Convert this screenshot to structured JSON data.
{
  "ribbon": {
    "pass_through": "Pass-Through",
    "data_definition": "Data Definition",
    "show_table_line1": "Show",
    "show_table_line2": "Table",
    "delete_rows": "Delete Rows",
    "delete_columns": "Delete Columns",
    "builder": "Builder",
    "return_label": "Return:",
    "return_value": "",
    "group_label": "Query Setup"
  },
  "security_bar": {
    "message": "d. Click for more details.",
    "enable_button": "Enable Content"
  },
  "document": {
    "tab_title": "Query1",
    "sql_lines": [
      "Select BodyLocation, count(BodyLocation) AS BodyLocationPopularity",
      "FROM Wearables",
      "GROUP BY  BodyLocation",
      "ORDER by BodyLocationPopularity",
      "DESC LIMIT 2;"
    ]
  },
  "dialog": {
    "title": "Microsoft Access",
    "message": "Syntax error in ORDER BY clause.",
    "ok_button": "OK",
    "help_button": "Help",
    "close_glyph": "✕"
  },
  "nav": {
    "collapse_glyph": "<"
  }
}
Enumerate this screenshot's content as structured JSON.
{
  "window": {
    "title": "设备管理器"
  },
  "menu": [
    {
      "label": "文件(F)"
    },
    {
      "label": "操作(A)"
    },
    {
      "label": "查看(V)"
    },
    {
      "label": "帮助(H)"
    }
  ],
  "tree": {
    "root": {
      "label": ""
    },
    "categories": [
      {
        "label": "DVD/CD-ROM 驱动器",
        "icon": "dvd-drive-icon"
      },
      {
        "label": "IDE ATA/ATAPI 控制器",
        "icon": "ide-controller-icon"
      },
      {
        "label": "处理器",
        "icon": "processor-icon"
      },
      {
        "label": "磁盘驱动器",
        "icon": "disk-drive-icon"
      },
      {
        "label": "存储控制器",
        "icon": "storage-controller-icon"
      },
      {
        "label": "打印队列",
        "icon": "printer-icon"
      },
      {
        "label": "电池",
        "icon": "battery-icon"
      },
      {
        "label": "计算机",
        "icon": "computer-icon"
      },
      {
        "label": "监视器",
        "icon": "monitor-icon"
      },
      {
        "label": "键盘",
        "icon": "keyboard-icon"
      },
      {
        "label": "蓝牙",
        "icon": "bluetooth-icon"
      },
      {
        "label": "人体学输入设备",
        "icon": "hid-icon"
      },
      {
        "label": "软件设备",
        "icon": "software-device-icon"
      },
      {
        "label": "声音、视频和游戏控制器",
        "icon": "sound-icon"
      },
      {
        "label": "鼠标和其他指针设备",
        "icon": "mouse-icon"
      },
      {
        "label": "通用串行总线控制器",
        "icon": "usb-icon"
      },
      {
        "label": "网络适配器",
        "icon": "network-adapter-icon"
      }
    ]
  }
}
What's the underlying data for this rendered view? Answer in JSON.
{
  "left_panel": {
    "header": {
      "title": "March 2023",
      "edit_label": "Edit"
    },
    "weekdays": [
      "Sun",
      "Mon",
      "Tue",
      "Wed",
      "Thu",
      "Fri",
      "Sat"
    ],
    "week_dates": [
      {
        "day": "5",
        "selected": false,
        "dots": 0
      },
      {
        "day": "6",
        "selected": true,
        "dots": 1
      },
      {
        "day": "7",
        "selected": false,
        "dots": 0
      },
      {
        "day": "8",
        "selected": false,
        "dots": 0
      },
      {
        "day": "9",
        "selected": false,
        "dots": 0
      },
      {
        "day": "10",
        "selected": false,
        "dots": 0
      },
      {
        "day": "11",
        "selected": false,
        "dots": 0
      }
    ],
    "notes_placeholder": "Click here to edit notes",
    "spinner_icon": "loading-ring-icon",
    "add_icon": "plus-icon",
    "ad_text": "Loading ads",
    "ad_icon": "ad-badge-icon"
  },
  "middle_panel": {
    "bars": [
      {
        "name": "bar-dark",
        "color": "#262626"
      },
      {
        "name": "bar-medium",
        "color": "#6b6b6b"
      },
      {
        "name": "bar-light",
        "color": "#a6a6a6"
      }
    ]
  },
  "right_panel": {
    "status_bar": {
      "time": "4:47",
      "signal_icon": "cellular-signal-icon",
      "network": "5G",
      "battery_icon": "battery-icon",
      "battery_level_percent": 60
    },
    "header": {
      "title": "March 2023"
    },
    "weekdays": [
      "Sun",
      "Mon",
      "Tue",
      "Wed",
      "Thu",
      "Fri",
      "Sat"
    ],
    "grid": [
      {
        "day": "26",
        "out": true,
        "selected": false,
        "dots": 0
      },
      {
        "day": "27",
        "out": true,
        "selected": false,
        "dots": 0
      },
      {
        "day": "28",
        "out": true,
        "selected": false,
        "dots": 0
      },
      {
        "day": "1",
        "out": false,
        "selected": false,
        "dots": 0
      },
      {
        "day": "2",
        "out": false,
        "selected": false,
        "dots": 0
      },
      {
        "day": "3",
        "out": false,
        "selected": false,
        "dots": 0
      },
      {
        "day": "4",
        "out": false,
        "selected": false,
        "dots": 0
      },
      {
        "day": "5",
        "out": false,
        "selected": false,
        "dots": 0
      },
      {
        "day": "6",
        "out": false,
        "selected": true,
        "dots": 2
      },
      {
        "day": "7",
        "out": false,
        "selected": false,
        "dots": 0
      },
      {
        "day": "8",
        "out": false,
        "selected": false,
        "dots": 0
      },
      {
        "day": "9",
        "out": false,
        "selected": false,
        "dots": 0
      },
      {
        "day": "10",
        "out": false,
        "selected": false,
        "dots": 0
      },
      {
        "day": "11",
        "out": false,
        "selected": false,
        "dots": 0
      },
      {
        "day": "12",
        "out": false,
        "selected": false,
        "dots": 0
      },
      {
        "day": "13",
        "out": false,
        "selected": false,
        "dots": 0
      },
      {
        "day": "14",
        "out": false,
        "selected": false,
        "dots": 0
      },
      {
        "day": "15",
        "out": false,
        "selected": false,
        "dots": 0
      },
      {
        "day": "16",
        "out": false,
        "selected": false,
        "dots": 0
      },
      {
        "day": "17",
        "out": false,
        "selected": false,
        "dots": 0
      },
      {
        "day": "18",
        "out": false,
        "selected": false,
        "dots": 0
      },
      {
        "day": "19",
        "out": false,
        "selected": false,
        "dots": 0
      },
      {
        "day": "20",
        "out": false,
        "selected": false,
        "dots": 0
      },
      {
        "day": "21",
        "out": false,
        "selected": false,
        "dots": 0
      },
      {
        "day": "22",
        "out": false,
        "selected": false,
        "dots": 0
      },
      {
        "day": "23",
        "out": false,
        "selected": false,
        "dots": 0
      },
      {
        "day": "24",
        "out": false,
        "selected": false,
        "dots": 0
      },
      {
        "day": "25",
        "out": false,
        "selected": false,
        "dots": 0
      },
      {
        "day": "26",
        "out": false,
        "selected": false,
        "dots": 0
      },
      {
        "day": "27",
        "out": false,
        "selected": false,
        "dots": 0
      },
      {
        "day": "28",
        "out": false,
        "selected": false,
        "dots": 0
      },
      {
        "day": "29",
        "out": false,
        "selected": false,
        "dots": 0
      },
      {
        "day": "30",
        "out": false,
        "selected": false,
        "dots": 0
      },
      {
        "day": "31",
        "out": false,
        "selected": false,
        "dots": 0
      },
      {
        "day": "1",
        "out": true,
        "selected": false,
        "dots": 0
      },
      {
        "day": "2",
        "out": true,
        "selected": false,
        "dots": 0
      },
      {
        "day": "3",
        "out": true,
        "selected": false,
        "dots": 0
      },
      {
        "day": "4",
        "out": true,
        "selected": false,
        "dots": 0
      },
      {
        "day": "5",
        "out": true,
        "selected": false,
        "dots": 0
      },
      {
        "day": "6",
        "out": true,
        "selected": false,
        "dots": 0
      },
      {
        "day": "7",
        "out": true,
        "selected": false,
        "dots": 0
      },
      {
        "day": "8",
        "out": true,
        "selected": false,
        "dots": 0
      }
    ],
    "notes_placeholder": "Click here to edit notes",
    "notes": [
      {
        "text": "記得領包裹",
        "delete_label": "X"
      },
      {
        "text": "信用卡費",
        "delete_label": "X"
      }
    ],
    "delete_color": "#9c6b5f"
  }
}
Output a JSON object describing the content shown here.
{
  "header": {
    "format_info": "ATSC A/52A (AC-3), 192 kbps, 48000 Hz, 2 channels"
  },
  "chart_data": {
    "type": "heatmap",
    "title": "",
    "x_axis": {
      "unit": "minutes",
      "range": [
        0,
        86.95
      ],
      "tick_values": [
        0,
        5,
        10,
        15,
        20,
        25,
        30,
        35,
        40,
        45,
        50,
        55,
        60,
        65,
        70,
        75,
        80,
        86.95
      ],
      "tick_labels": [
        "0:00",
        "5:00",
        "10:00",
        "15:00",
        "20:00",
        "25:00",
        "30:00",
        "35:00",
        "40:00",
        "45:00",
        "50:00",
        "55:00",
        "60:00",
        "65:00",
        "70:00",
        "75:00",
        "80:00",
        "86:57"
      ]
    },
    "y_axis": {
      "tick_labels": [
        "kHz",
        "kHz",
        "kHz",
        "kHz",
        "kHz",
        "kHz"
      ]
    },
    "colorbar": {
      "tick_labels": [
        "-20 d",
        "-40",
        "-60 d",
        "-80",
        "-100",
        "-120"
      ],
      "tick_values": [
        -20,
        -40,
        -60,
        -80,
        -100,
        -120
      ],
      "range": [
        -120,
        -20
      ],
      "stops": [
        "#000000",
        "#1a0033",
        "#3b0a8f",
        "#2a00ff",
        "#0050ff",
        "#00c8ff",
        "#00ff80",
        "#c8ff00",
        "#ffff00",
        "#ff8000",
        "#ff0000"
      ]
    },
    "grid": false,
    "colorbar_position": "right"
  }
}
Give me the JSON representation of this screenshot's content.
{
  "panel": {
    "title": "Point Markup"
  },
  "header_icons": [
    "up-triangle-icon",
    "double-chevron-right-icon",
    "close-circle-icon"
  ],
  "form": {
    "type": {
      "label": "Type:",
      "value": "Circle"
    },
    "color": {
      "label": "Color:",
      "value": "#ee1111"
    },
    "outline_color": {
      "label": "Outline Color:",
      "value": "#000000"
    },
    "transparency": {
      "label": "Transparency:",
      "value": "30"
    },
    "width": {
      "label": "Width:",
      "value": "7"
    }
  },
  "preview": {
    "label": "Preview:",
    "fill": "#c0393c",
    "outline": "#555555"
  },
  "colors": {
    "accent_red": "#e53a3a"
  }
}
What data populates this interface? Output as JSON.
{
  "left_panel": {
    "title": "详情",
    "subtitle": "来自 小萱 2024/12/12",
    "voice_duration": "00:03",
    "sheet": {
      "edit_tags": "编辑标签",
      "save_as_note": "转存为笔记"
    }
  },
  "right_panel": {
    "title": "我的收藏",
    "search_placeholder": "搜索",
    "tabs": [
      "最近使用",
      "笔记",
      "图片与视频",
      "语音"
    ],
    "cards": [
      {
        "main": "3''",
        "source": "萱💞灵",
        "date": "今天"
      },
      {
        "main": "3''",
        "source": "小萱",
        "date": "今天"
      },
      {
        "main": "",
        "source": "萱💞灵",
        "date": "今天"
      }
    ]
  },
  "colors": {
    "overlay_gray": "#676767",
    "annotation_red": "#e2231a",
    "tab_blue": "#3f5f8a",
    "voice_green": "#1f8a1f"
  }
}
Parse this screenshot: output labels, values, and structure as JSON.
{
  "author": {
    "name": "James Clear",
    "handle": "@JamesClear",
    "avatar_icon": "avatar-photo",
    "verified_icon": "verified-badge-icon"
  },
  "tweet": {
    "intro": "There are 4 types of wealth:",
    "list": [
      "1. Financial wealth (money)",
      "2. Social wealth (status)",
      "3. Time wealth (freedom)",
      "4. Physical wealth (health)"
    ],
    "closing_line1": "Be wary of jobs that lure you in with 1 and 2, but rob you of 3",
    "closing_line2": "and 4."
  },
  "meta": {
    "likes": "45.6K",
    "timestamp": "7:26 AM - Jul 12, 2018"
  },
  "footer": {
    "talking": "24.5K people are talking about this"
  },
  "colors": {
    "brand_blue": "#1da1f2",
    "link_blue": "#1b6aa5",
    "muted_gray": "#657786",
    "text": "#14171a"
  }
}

☆ ☆ ☆

#### THE EXERCISE:
Everything from the line with "Parse this screenshot: output" through the last line of the material above should be echoed exactly, and nothing else.

#### EXERCISE RESULT:
Parse this screenshot: output labels, values, and structure as JSON.
{
  "author": {
    "name": "James Clear",
    "handle": "@JamesClear",
    "avatar_icon": "avatar-photo",
    "verified_icon": "verified-badge-icon"
  },
  "tweet": {
    "intro": "There are 4 types of wealth:",
    "list": [
      "1. Financial wealth (money)",
      "2. Social wealth (status)",
      "3. Time wealth (freedom)",
      "4. Physical wealth (health)"
    ],
    "closing_line1": "Be wary of jobs that lure you in with 1 and 2, but rob you of 3",
    "closing_line2": "and 4."
  },
  "meta": {
    "likes": "45.6K",
    "timestamp": "7:26 AM - Jul 12, 2018"
  },
  "footer": {
    "talking": "24.5K people are talking about this"
  },
  "colors": {
    "brand_blue": "#1da1f2",
    "link_blue": "#1b6aa5",
    "muted_gray": "#657786",
    "text": "#14171a"
  }
}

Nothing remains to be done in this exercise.